__TASK PROMPT__. Identify all lines in the data containing the string "JSON". Copy them out.

━━━━━━━━

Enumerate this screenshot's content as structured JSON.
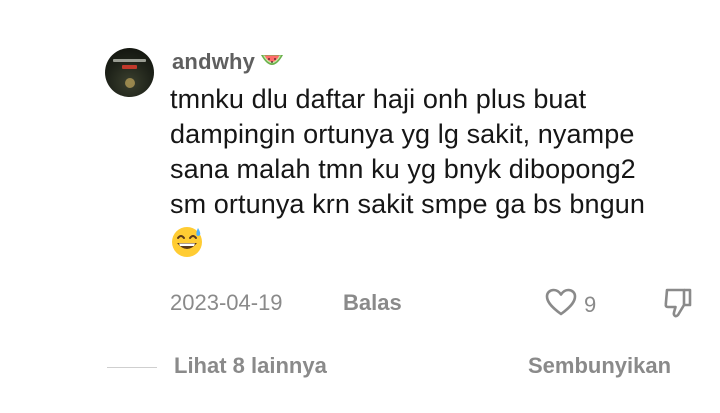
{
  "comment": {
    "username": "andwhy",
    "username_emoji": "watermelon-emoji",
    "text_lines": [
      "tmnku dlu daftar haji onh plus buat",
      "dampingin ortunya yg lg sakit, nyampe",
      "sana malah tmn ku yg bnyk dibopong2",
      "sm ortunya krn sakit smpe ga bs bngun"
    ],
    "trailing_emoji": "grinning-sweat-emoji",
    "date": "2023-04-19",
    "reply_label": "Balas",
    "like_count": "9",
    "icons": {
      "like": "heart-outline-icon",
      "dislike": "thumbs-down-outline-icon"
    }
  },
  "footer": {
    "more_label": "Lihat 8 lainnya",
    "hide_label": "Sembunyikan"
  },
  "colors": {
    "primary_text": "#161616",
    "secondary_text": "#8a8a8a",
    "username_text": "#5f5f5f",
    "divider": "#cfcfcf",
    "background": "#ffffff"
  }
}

━━━━━━━━

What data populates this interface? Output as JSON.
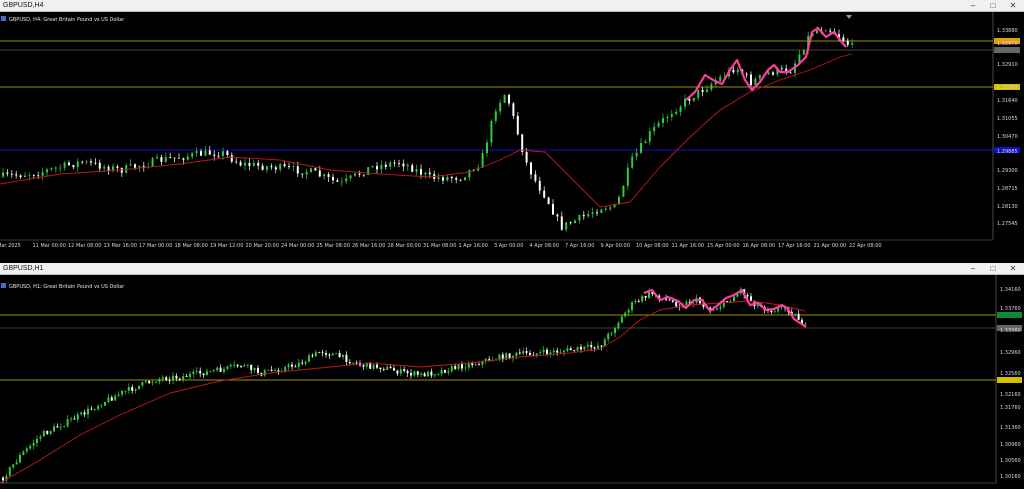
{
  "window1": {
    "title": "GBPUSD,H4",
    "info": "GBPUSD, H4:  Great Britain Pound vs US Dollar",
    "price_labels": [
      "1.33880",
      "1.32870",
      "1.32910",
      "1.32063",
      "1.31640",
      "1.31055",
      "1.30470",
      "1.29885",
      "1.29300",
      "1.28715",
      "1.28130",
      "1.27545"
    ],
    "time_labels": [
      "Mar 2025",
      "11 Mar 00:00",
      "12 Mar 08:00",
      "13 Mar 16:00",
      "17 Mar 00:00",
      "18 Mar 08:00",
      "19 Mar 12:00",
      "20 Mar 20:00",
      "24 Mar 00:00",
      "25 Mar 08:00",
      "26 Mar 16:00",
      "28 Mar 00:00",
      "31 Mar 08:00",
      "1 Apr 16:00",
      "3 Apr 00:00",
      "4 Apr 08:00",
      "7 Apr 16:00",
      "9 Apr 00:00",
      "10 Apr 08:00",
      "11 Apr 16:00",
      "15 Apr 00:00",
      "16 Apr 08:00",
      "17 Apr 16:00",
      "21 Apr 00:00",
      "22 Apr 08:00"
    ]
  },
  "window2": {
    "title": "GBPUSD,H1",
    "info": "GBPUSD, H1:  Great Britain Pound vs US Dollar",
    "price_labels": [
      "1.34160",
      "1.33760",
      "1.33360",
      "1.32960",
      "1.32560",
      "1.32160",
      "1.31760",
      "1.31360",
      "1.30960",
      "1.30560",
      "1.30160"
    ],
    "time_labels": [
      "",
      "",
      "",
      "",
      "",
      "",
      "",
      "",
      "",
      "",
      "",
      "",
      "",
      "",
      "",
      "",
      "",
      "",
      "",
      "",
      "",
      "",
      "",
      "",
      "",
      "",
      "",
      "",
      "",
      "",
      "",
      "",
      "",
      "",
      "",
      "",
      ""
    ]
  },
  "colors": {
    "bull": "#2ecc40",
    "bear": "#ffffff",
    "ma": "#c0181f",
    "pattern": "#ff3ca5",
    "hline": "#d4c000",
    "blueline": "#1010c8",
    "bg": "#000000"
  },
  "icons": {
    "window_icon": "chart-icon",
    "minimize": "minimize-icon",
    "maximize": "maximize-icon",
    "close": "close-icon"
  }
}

━━━━━━━━

__THE ANSWER__.
Enumerate this screenshot's content as structured JSON.
What data populates this interface? Output as JSON.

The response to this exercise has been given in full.